begin
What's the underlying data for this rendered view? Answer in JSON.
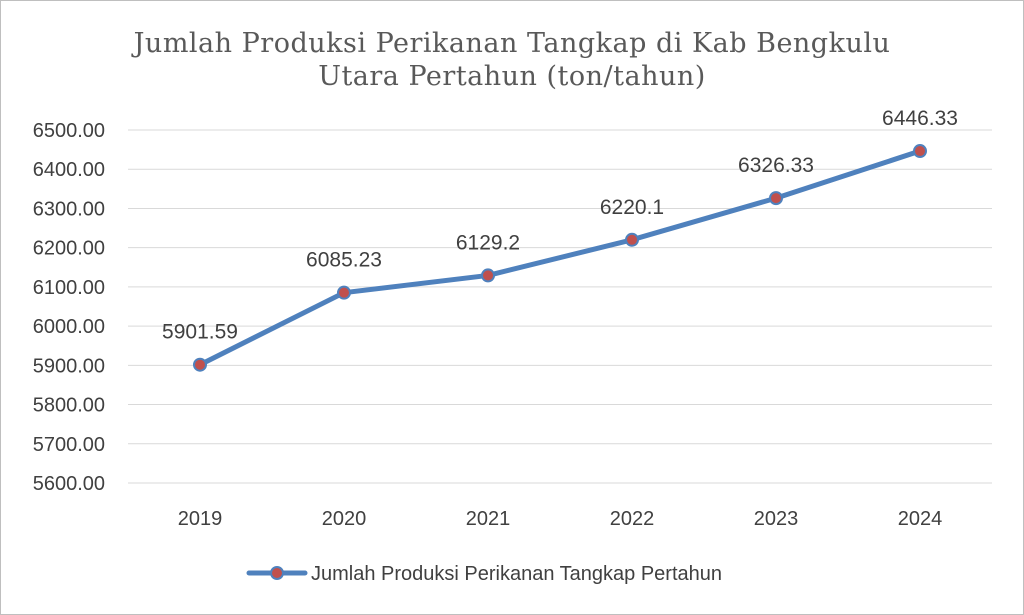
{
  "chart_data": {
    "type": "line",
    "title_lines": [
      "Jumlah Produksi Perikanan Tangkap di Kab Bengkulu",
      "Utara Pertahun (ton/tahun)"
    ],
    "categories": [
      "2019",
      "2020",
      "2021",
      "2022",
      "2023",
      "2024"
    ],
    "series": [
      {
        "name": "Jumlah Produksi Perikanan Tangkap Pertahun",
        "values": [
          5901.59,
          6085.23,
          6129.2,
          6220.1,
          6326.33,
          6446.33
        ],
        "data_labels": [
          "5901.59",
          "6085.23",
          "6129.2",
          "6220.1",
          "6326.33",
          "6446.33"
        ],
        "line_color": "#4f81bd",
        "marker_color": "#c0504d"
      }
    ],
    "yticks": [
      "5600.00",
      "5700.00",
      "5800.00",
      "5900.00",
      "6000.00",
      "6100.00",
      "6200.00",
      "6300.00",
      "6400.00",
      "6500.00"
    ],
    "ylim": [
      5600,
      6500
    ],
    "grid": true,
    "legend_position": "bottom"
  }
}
end
(YOUR INSTRUCTIONS) Your answer should be only the number of lines that hold the word "Tangkap".

(TASK OUTPUT) 2